--- begin THE INPUT ---

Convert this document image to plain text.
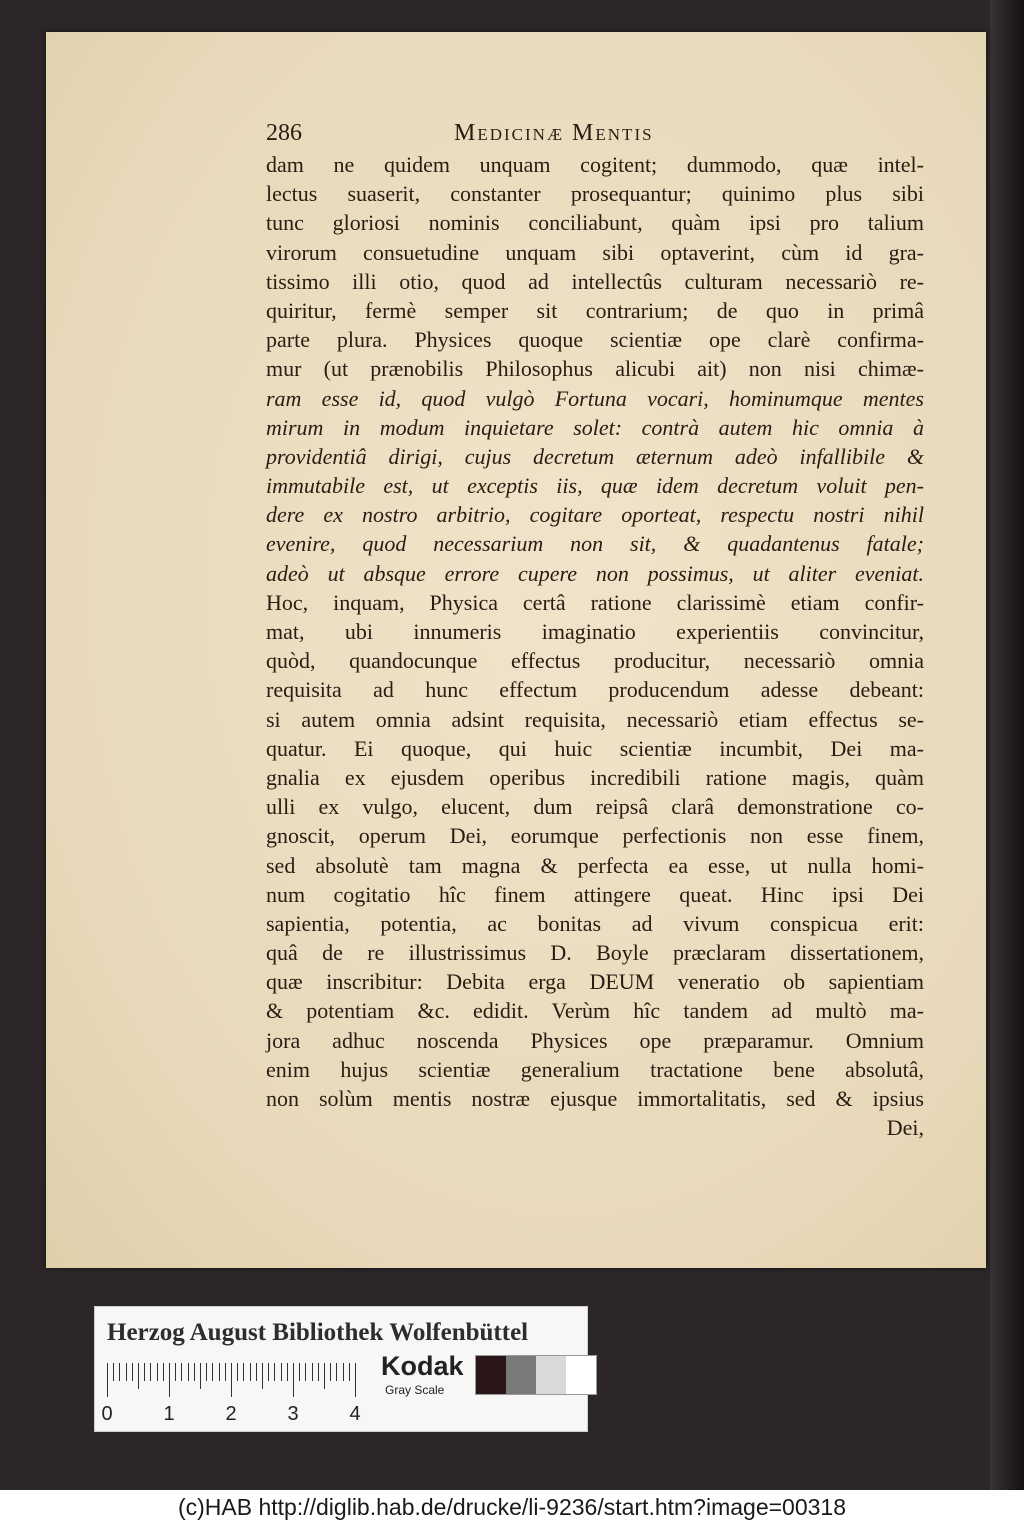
286	Medicinæ Mentis
dam ne quidem unquam cogitent; dummodo, quæ intel-
lectus suaserit, constanter prosequantur; quinimo plus sibi
tunc gloriosi nominis conciliabunt, quàm ipsi pro talium
virorum consuetudine unquam sibi optaverint, cùm id gra-
tissimo illi otio, quod ad intellectûs culturam necessariò re-
quiritur, fermè semper sit contrarium; de quo in primâ
parte plura. Physices quoque scientiæ ope clarè confirma-
mur (ut prænobilis Philosophus alicubi ait) non nisi chimæ-
ram esse id, quod vulgò Fortuna vocari, hominumque mentes
mirum in modum inquietare solet: contrà autem hic omnia à
providentiâ dirigi, cujus decretum æternum adeò infallibile &
immutabile est, ut exceptis iis, quæ idem decretum voluit pen-
dere ex nostro arbitrio, cogitare oporteat, respectu nostri nihil
evenire, quod necessarium non sit, & quadantenus fatale;
adeò ut absque errore cupere non possimus, ut aliter eveniat.
Hoc, inquam, Physica certâ ratione clarissimè etiam confir-
mat, ubi innumeris imaginatio experientiis convincitur,
quòd, quandocunque effectus producitur, necessariò omnia
requisita ad hunc effectum producendum adesse debeant:
si autem omnia adsint requisita, necessariò etiam effectus se-
quatur. Ei quoque, qui huic scientiæ incumbit, Dei ma-
gnalia ex ejusdem operibus incredibili ratione magis, quàm
ulli ex vulgo, elucent, dum reipsâ clarâ demonstratione co-
gnoscit, operum Dei, eorumque perfectionis non esse finem,
sed absolutè tam magna & perfecta ea esse, ut nulla homi-
num cogitatio hîc finem attingere queat. Hinc ipsi Dei
sapientia, potentia, ac bonitas ad vivum conspicua erit:
quâ de re illustrissimus D. Boyle præclaram dissertationem,
quæ inscribitur: Debita erga DEUM veneratio ob sapientiam
& potentiam &c. edidit. Verùm hîc tandem ad multò ma-
jora adhuc noscenda Physices ope præparamur. Omnium
enim hujus scientiæ generalium tractatione bene absolutâ,
non solùm mentis nostræ ejusque immortalitatis, sed & ipsius
Dei,
Herzog August Bibliothek Wolfenbüttel
0	1	2	3	4
Kodak
Gray Scale
(c)HAB http://diglib.hab.de/drucke/li-9236/start.htm?image=00318
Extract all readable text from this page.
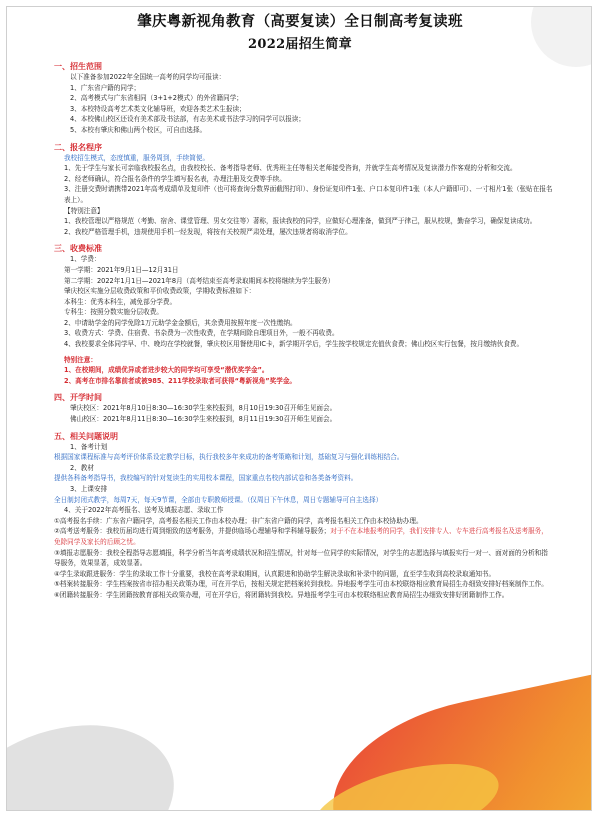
肇庆粤新视角教育（高要复读）全日制高考复读班
2022届招生简章
一、招生范围
以下准备参加2022年全国统一高考的同学均可报读：
1、广东省户籍的同学；
2、高考模式与广东省相同（3+1+2模式）的外省籍同学；
3、本校特设高考艺术类文化辅导班，欢迎各类艺术生报读；
4、本校佛山校区还设有美术部及书法部，有志美术或书法学习的同学可以报读；
5、本校有肇庆和佛山两个校区，可自由选择。
二、报名程序
我校招生模式，态度慎重，服务周到，手续简便。
1、先于学生与家长可亲临我校报名点，由我校校长、备考指导老师、优秀班主任等相关老师接受咨询，并就学生高考情况及复读潜力作客观的分析和交流。
2、经老师确认，符合报名条件的学生填写报名表，办理注册及交费等手续。
3、注册交费时请携带2021年高考成绩单及复印件（也可将查询分数界面截图打印）、身份证复印件1张、户口本复印件1张（本人户籍即可）、一寸相片1张（张贴在报名表上）。
【特别注意】
1、我校管理以严格规范（考勤、宿舍、课堂管理、男女交往等）著称，报读我校的同学，应做好心理准备，做到严于律己，服从校规，勤奋学习，确保复读成功。
2、我校严格管理手机，违规使用手机一经发现，将按有关校规严肃处理，屡次违规者将取消学位。
三、收费标准
1、学费：
第一学期：2021年9月1日—12月31日
第二学期：2022年1月1日—2021年8月（高考结束至高考录取期间本校将继续为学生服务）
肇庆校区实施分层收费政策和平价收费政策，学期收费标准如下：
本科生：优秀本科生，减免部分学费。
专科生：按照分数实施分层收费。
2、申请助学金的同学免除1万元助学金金额后，其余费用按照年度一次性缴纳。
3、收费方式：学费、住宿费、书杂费为一次性收费，在学期间除自理项目外，一般不再收费。
4、我校要求全体同学早、中、晚均在学校就餐，肇庆校区用餐使用IC卡，新学期开学后，学生按学校规定充值伙食费；佛山校区实行包餐，按月缴纳伙食费。
特别注意：
1、在校期间，成绩优异或者进步较大的同学均可享受“潜优奖学金”。
2、高考在市排名靠前者或被985、211学校录取者可获得“粤新视角”奖学金。
四、开学时间
肇庆校区：2021年8月10日8:30—16:30学生来校报到，8月10日19:30召开师生见面会。
佛山校区：2021年8月11日8:30—16:30学生来校报到，8月11日19:30召开师生见面会。
五、相关问题说明
1、备考计划
根据国家课程标准与高考评价体系设定教学目标，执行我校多年来成功的备考策略和计划，基础复习与强化训练相结合。
2、教材
提供各科备考指导书，我校编写的针对复读生的实用校本课程，国家重点名校内部试卷和各类备考资料。
3、上课安排
全日制封闭式教学，每周7天，每天9节课，全部由专职教师授课。（仅周日下午休息，周日专题辅导可自主选择）
4、关于2022年高考报名、送考及填报志愿、录取工作
①高考报名手续：广东省户籍同学，高考报名相关工作由本校办理；非广东省户籍的同学，高考报名相关工作由本校协助办理。
②高考送考服务：我校历届均进行周到细致的送考服务，并提供临场心理辅导和学科辅导服务；对于不在本地报考的同学，我们安排专人、专车进行高考报名及送考服务，免除同学及家长的后顾之忧。
③填报志愿服务：我校全程指导志愿填报，科学分析当年高考成绩状况和招生情况，针对每一位同学的实际情况，对学生的志愿选择与填报实行一对一、面对面的分析和指导服务，效果显著，成效显著。
④学生录取跟进服务：学生的录取工作十分重要，我校在高考录取期间，认真跟进和协助学生解决录取和补录中的问题，直至学生收到高校录取通知书。
⑤档案转接服务：学生档案按省市招办相关政策办理，可在开学后，按相关规定把档案转到我校。异地报考学生可由本校联络相应教育局招生办细致安排好档案制作工作。
⑥团籍转接服务：学生团籍按教育部相关政策办理，可在开学后，将团籍转到我校。异地报考学生可由本校联络相应教育局招生办细致安排好团籍制作工作。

--- end THE INPUT ---

TASK REQUIREMENTS: Identify the lines above that contain the word "unquam", then copy them.

RESULT OF THE TASK:
dam ne quidem unquam cogitent; dummodo, quæ intel-
virorum consuetudine unquam sibi optaverint, cùm id gra-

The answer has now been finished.